#### [Task to complete]
Print the records below exactly as they appear.

Data listing

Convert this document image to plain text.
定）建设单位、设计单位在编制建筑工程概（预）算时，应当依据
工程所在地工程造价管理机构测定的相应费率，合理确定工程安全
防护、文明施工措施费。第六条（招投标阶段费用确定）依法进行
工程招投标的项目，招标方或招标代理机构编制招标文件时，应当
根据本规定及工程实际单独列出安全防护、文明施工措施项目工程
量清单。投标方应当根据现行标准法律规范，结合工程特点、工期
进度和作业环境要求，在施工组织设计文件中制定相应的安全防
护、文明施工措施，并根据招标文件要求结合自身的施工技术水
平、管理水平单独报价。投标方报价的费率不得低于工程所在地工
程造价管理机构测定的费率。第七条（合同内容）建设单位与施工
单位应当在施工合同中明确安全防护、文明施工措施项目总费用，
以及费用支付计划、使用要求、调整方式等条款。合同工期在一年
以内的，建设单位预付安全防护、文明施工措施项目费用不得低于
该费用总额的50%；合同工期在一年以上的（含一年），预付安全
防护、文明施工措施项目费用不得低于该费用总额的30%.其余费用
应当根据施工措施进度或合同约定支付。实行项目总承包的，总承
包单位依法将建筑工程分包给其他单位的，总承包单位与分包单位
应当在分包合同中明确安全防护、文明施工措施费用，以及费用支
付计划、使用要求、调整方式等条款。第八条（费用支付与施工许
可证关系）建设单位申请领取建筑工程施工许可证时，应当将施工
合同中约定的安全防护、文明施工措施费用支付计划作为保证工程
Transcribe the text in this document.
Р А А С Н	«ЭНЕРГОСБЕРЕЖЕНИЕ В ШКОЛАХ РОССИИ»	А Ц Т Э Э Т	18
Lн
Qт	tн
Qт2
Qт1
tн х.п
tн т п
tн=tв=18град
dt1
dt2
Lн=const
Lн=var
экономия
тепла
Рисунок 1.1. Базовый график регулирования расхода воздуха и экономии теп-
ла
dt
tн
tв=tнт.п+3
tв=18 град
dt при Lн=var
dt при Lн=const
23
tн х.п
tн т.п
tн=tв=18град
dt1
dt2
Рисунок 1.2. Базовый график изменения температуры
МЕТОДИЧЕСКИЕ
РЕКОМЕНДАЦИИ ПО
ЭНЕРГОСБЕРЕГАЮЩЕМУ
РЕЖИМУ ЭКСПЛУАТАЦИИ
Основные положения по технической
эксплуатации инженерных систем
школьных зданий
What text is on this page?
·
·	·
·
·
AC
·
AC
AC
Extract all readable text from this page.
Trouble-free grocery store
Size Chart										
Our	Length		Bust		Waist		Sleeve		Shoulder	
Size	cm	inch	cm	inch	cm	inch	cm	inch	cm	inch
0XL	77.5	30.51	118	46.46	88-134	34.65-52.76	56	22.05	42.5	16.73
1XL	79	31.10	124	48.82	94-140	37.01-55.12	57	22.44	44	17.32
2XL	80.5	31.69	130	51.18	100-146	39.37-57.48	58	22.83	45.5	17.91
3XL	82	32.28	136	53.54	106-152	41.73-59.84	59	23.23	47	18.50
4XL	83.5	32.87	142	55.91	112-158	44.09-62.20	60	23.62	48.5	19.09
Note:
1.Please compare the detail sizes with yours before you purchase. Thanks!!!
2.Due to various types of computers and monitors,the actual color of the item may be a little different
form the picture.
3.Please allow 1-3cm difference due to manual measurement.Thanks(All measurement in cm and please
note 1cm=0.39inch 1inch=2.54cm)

#### [Answer to this problem]
Convert this document image to plain text.
定）建设单位、设计单位在编制建筑工程概（预）算时，应当依据
工程所在地工程造价管理机构测定的相应费率，合理确定工程安全
防护、文明施工措施费。第六条（招投标阶段费用确定）依法进行
工程招投标的项目，招标方或招标代理机构编制招标文件时，应当
根据本规定及工程实际单独列出安全防护、文明施工措施项目工程
量清单。投标方应当根据现行标准法律规范，结合工程特点、工期
进度和作业环境要求，在施工组织设计文件中制定相应的安全防
护、文明施工措施，并根据招标文件要求结合自身的施工技术水
平、管理水平单独报价。投标方报价的费率不得低于工程所在地工
程造价管理机构测定的费率。第七条（合同内容）建设单位与施工
单位应当在施工合同中明确安全防护、文明施工措施项目总费用，
以及费用支付计划、使用要求、调整方式等条款。合同工期在一年
以内的，建设单位预付安全防护、文明施工措施项目费用不得低于
该费用总额的50%；合同工期在一年以上的（含一年），预付安全
防护、文明施工措施项目费用不得低于该费用总额的30%.其余费用
应当根据施工措施进度或合同约定支付。实行项目总承包的，总承
包单位依法将建筑工程分包给其他单位的，总承包单位与分包单位
应当在分包合同中明确安全防护、文明施工措施费用，以及费用支
付计划、使用要求、调整方式等条款。第八条（费用支付与施工许
可证关系）建设单位申请领取建筑工程施工许可证时，应当将施工
合同中约定的安全防护、文明施工措施费用支付计划作为保证工程
Transcribe the text in this document.
Р А А С Н	«ЭНЕРГОСБЕРЕЖЕНИЕ В ШКОЛАХ РОССИИ»	А Ц Т Э Э Т	18
Lн
Qт	tн
Qт2
Qт1
tн х.п
tн т п
tн=tв=18град
dt1
dt2
Lн=const
Lн=var
экономия
тепла
Рисунок 1.1. Базовый график регулирования расхода воздуха и экономии теп-
ла
dt
tн
tв=tнт.п+3
tв=18 град
dt при Lн=var
dt при Lн=const
23
tн х.п
tн т.п
tн=tв=18град
dt1
dt2
Рисунок 1.2. Базовый график изменения температуры
МЕТОДИЧЕСКИЕ
РЕКОМЕНДАЦИИ ПО
ЭНЕРГОСБЕРЕГАЮЩЕМУ
РЕЖИМУ ЭКСПЛУАТАЦИИ
Основные положения по технической
эксплуатации инженерных систем
школьных зданий
What text is on this page?
·
·	·
·
·
AC
·
AC
AC
Extract all readable text from this page.
Trouble-free grocery store
Size Chart										
Our	Length		Bust		Waist		Sleeve		Shoulder	
Size	cm	inch	cm	inch	cm	inch	cm	inch	cm	inch
0XL	77.5	30.51	118	46.46	88-134	34.65-52.76	56	22.05	42.5	16.73
1XL	79	31.10	124	48.82	94-140	37.01-55.12	57	22.44	44	17.32
2XL	80.5	31.69	130	51.18	100-146	39.37-57.48	58	22.83	45.5	17.91
3XL	82	32.28	136	53.54	106-152	41.73-59.84	59	23.23	47	18.50
4XL	83.5	32.87	142	55.91	112-158	44.09-62.20	60	23.62	48.5	19.09
Note:
1.Please compare the detail sizes with yours before you purchase. Thanks!!!
2.Due to various types of computers and monitors,the actual color of the item may be a little different
form the picture.
3.Please allow 1-3cm difference due to manual measurement.Thanks(All measurement in cm and please
note 1cm=0.39inch 1inch=2.54cm)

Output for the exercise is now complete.